TASK GOAL
Transcribe the records below exactly, leaving out any pictures.
[start]
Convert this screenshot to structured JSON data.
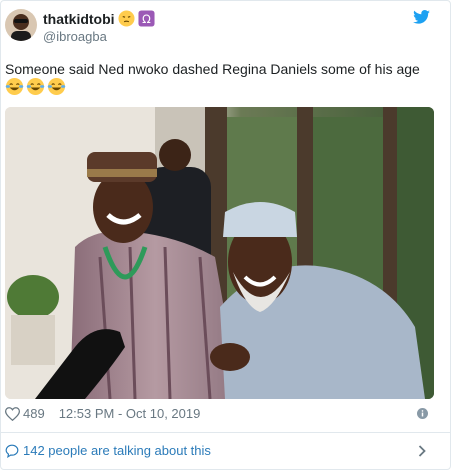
{
  "user": {
    "display_name": "thatkidtobi",
    "handle": "@ibroagba",
    "badges": [
      "pensive-face-emoji",
      "omega-sign-emoji"
    ]
  },
  "tweet": {
    "text": "Someone said Ned nwoko dashed Regina Daniels some of his age",
    "emojis": [
      "face-with-tears-of-joy",
      "face-with-tears-of-joy",
      "face-with-tears-of-joy"
    ]
  },
  "meta": {
    "like_count": "489",
    "timestamp": "12:53 PM - Oct 10, 2019"
  },
  "conversation": {
    "label": "142 people are talking about this"
  },
  "colors": {
    "link": "#2b7bb9",
    "muted": "#697882",
    "twitter_blue": "#1da1f2",
    "omega_purple": "#9b59b6"
  }
}
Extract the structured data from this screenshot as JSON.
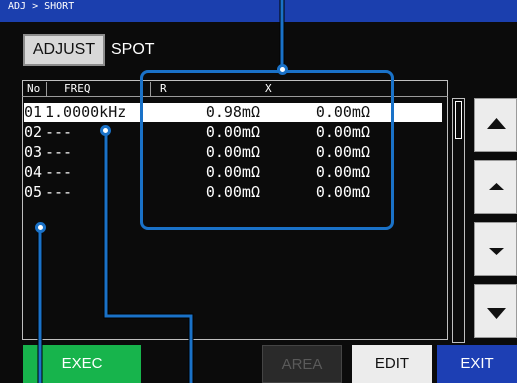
{
  "breadcrumb": "ADJ > SHORT",
  "adjust_label": "ADJUST",
  "mode_label": "SPOT",
  "columns": {
    "no": "No",
    "freq": "FREQ",
    "r": "R",
    "x": "X"
  },
  "rows": [
    {
      "no": "01",
      "freq": "1.0000kHz",
      "r": "0.98mΩ",
      "x": "0.00mΩ",
      "selected": true
    },
    {
      "no": "02",
      "freq": "---",
      "r": "0.00mΩ",
      "x": "0.00mΩ",
      "selected": false
    },
    {
      "no": "03",
      "freq": "---",
      "r": "0.00mΩ",
      "x": "0.00mΩ",
      "selected": false
    },
    {
      "no": "04",
      "freq": "---",
      "r": "0.00mΩ",
      "x": "0.00mΩ",
      "selected": false
    },
    {
      "no": "05",
      "freq": "---",
      "r": "0.00mΩ",
      "x": "0.00mΩ",
      "selected": false
    }
  ],
  "buttons": {
    "exec": "EXEC",
    "area": "AREA",
    "edit": "EDIT",
    "exit": "EXIT"
  },
  "icons": {
    "nav": [
      "page-up-icon",
      "line-up-icon",
      "line-down-icon",
      "page-down-icon"
    ]
  },
  "colors": {
    "breadcrumb_bar": "#1b3fae",
    "exec": "#17b44c",
    "exit": "#1d3fb4",
    "callout": "#1a72c8"
  }
}
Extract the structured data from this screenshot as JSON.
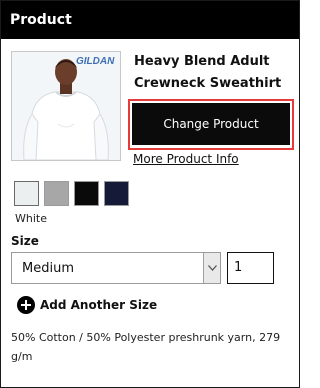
{
  "header": {
    "title": "Product"
  },
  "product": {
    "brand_logo": "GILDAN",
    "title": "Heavy Blend Adult Crewneck Sweathirt",
    "change_label": "Change Product",
    "more_info_label": "More Product Info",
    "description": "50% Cotton / 50% Polyester preshrunk yarn, 279 g/m"
  },
  "colors": {
    "selected_name": "White",
    "swatches": [
      {
        "name": "White",
        "hex": "#eceff0"
      },
      {
        "name": "Grey",
        "hex": "#a7a7a7"
      },
      {
        "name": "Black",
        "hex": "#0a0a0a"
      },
      {
        "name": "Navy",
        "hex": "#141a38"
      }
    ]
  },
  "size": {
    "label": "Size",
    "selected": "Medium",
    "quantity": "1"
  },
  "add_size_label": "Add Another Size",
  "accent": {
    "highlight": "#e53b3b",
    "primary": "#0b0b0b"
  }
}
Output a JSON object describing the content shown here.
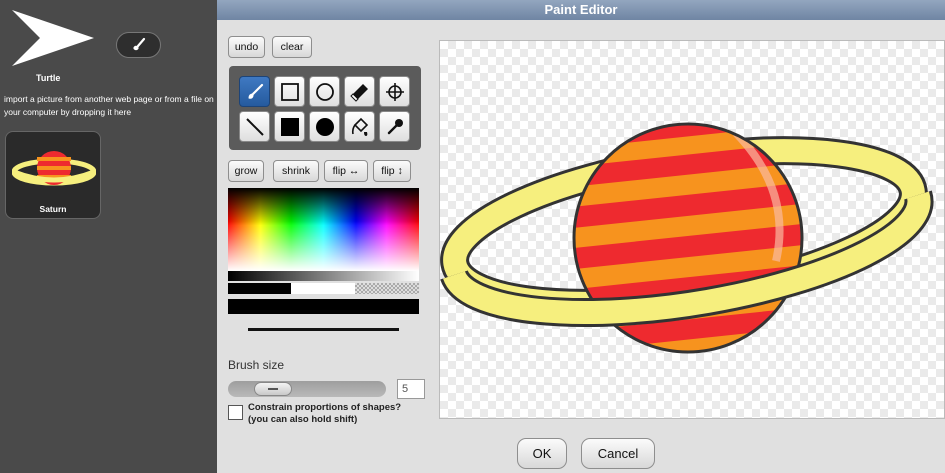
{
  "sprite": {
    "name": "Turtle",
    "import_hint": "import a picture from another web page or from a file on your computer by dropping it here"
  },
  "costumes": [
    {
      "name": "Saturn"
    }
  ],
  "dialog": {
    "title": "Paint Editor",
    "undo": "undo",
    "clear": "clear",
    "grow": "grow",
    "shrink": "shrink",
    "flip_h": "flip ↔",
    "flip_v": "flip ↕",
    "tools": [
      "brush-icon",
      "rectangle-icon",
      "ellipse-icon",
      "eraser-icon",
      "crosshairs-icon",
      "line-icon",
      "filled-rectangle-icon",
      "filled-ellipse-icon",
      "paint-bucket-icon",
      "eyedropper-icon"
    ],
    "active_tool": "brush-icon",
    "current_color": "#000000",
    "brush_size_label": "Brush size",
    "brush_size": "5",
    "constrain_label_1": "Constrain proportions of shapes?",
    "constrain_label_2": "(you can also hold shift)",
    "constrain_checked": false,
    "ok": "OK",
    "cancel": "Cancel"
  },
  "colors": {
    "titlebar": "#7d91ad",
    "planet_red": "#ee2a2f",
    "planet_orange": "#f7931e",
    "ring_yellow": "#f6ef7e",
    "accent_tool": "#2f6bb5"
  }
}
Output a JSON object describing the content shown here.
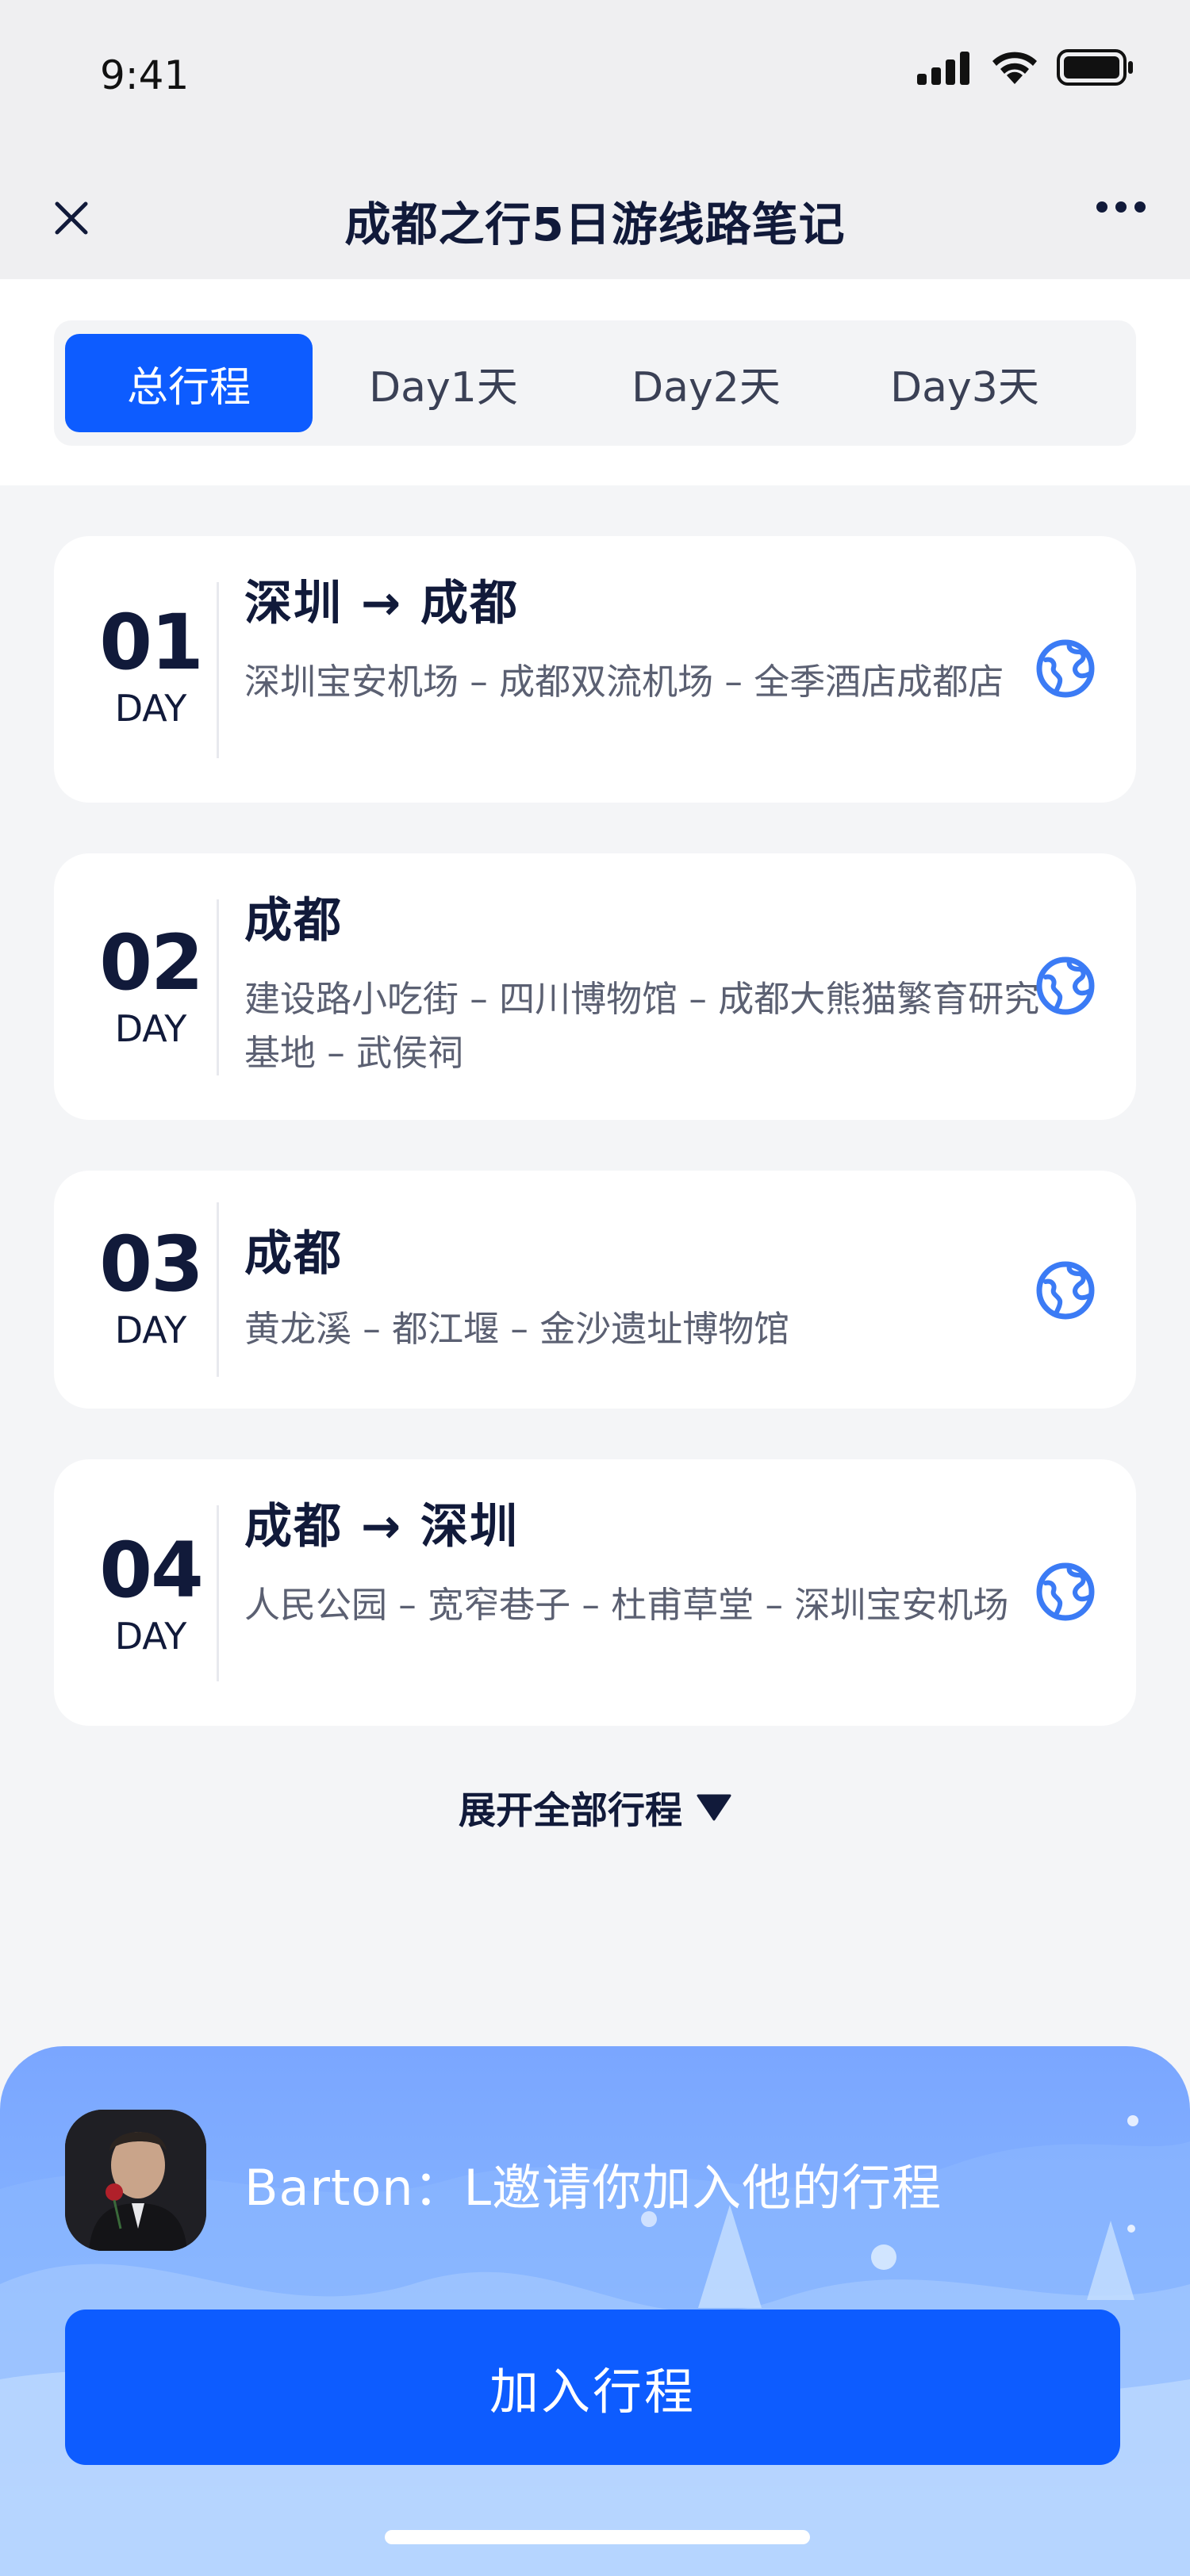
{
  "status_bar": {
    "time": "9:41"
  },
  "nav": {
    "title": "成都之行5日游线路笔记"
  },
  "tabs": [
    {
      "label": "总行程",
      "active": true
    },
    {
      "label": "Day1天",
      "active": false
    },
    {
      "label": "Day2天",
      "active": false
    },
    {
      "label": "Day3天",
      "active": false
    }
  ],
  "days": [
    {
      "num": "01",
      "unit": "DAY",
      "route": "深圳 → 成都",
      "desc": "深圳宝安机场 – 成都双流机场 – 全季酒店成都店"
    },
    {
      "num": "02",
      "unit": "DAY",
      "route": "成都",
      "desc": "建设路小吃街 – 四川博物馆 – 成都大熊猫繁育研究基地 – 武侯祠"
    },
    {
      "num": "03",
      "unit": "DAY",
      "route": "成都",
      "desc": "黄龙溪 – 都江堰 – 金沙遗址博物馆"
    },
    {
      "num": "04",
      "unit": "DAY",
      "route": "成都 → 深圳",
      "desc": "人民公园 – 宽窄巷子 – 杜甫草堂 – 深圳宝安机场"
    }
  ],
  "expand_label": "展开全部行程",
  "invite": {
    "text": "Barton：L邀请你加入他的行程",
    "button_label": "加入行程"
  },
  "colors": {
    "accent": "#0d5cff",
    "icon_blue": "#3b7bf5",
    "text_dark": "#111a3a"
  }
}
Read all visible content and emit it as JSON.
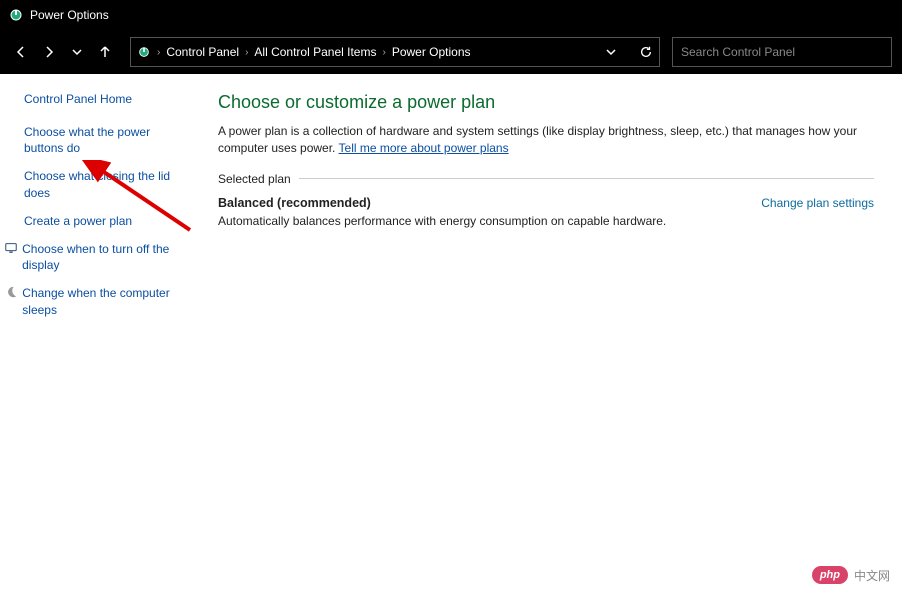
[end]
WRITTEN ANSWER
Convert this screenshot to structured JSON data.
{
  "user": {
    "display_name": "thatkidtobi",
    "handle": "@ibroagba",
    "badges": [
      "pensive-face-emoji",
      "omega-sign-emoji"
    ]
  },
  "tweet": {
    "text": "Someone said Ned nwoko dashed Regina Daniels some of his age",
    "emojis": [
      "face-with-tears-of-joy",
      "face-with-tears-of-joy",
      "face-with-tears-of-joy"
    ]
  },
  "meta": {
    "like_count": "489",
    "timestamp": "12:53 PM - Oct 10, 2019"
  },
  "conversation": {
    "label": "142 people are talking about this"
  },
  "colors": {
    "link": "#2b7bb9",
    "muted": "#697882",
    "twitter_blue": "#1da1f2",
    "omega_purple": "#9b59b6"
  }
}
Extract the structured data from this screenshot as JSON.
{
  "breadcrumb": "ADJ > SHORT",
  "adjust_label": "ADJUST",
  "mode_label": "SPOT",
  "columns": {
    "no": "No",
    "freq": "FREQ",
    "r": "R",
    "x": "X"
  },
  "rows": [
    {
      "no": "01",
      "freq": "1.0000kHz",
      "r": "0.98mΩ",
      "x": "0.00mΩ",
      "selected": true
    },
    {
      "no": "02",
      "freq": "---",
      "r": "0.00mΩ",
      "x": "0.00mΩ",
      "selected": false
    },
    {
      "no": "03",
      "freq": "---",
      "r": "0.00mΩ",
      "x": "0.00mΩ",
      "selected": false
    },
    {
      "no": "04",
      "freq": "---",
      "r": "0.00mΩ",
      "x": "0.00mΩ",
      "selected": false
    },
    {
      "no": "05",
      "freq": "---",
      "r": "0.00mΩ",
      "x": "0.00mΩ",
      "selected": false
    }
  ],
  "buttons": {
    "exec": "EXEC",
    "area": "AREA",
    "edit": "EDIT",
    "exit": "EXIT"
  },
  "icons": {
    "nav": [
      "page-up-icon",
      "line-up-icon",
      "line-down-icon",
      "page-down-icon"
    ]
  },
  "colors": {
    "breadcrumb_bar": "#1b3fae",
    "exec": "#17b44c",
    "exit": "#1d3fb4",
    "callout": "#1a72c8"
  }
}
Extract the structured data from this screenshot as JSON.
{
  "header": {
    "title": "Product"
  },
  "product": {
    "brand_logo": "GILDAN",
    "title": "Heavy Blend Adult Crewneck Sweathirt",
    "change_label": "Change Product",
    "more_info_label": "More Product Info",
    "description": "50% Cotton / 50% Polyester preshrunk yarn, 279 g/m"
  },
  "colors": {
    "selected_name": "White",
    "swatches": [
      {
        "name": "White",
        "hex": "#eceff0"
      },
      {
        "name": "Grey",
        "hex": "#a7a7a7"
      },
      {
        "name": "Black",
        "hex": "#0a0a0a"
      },
      {
        "name": "Navy",
        "hex": "#141a38"
      }
    ]
  },
  "size": {
    "label": "Size",
    "selected": "Medium",
    "quantity": "1"
  },
  "add_size_label": "Add Another Size",
  "accent": {
    "highlight": "#e53b3b",
    "primary": "#0b0b0b"
  }
}
Output a JSON object describing the content shown here.
{
  "sprite": {
    "name": "Turtle",
    "import_hint": "import a picture from another web page or from a file on your computer by dropping it here"
  },
  "costumes": [
    {
      "name": "Saturn"
    }
  ],
  "dialog": {
    "title": "Paint Editor",
    "undo": "undo",
    "clear": "clear",
    "grow": "grow",
    "shrink": "shrink",
    "flip_h": "flip ↔",
    "flip_v": "flip ↕",
    "tools": [
      "brush-icon",
      "rectangle-icon",
      "ellipse-icon",
      "eraser-icon",
      "crosshairs-icon",
      "line-icon",
      "filled-rectangle-icon",
      "filled-ellipse-icon",
      "paint-bucket-icon",
      "eyedropper-icon"
    ],
    "active_tool": "brush-icon",
    "current_color": "#000000",
    "brush_size_label": "Brush size",
    "brush_size": "5",
    "constrain_label_1": "Constrain proportions of shapes?",
    "constrain_label_2": "(you can also hold shift)",
    "constrain_checked": false,
    "ok": "OK",
    "cancel": "Cancel"
  },
  "colors": {
    "titlebar": "#7d91ad",
    "planet_red": "#ee2a2f",
    "planet_orange": "#f7931e",
    "ring_yellow": "#f6ef7e",
    "accent_tool": "#2f6bb5"
  }
}
Output a JSON object describing the content shown here.
{
  "status_bar": {
    "time": "9:41"
  },
  "nav": {
    "title": "成都之行5日游线路笔记"
  },
  "tabs": [
    {
      "label": "总行程",
      "active": true
    },
    {
      "label": "Day1天",
      "active": false
    },
    {
      "label": "Day2天",
      "active": false
    },
    {
      "label": "Day3天",
      "active": false
    }
  ],
  "days": [
    {
      "num": "01",
      "unit": "DAY",
      "route": "深圳 → 成都",
      "desc": "深圳宝安机场 – 成都双流机场 – 全季酒店成都店"
    },
    {
      "num": "02",
      "unit": "DAY",
      "route": "成都",
      "desc": "建设路小吃街 – 四川博物馆 – 成都大熊猫繁育研究基地 – 武侯祠"
    },
    {
      "num": "03",
      "unit": "DAY",
      "route": "成都",
      "desc": "黄龙溪 – 都江堰 – 金沙遗址博物馆"
    },
    {
      "num": "04",
      "unit": "DAY",
      "route": "成都 → 深圳",
      "desc": "人民公园 – 宽窄巷子 – 杜甫草堂 – 深圳宝安机场"
    }
  ],
  "expand_label": "展开全部行程",
  "invite": {
    "text": "Barton：L邀请你加入他的行程",
    "button_label": "加入行程"
  },
  "colors": {
    "accent": "#0d5cff",
    "icon_blue": "#3b7bf5",
    "text_dark": "#111a3a"
  }
}
Read all visible content and emit it as JSON.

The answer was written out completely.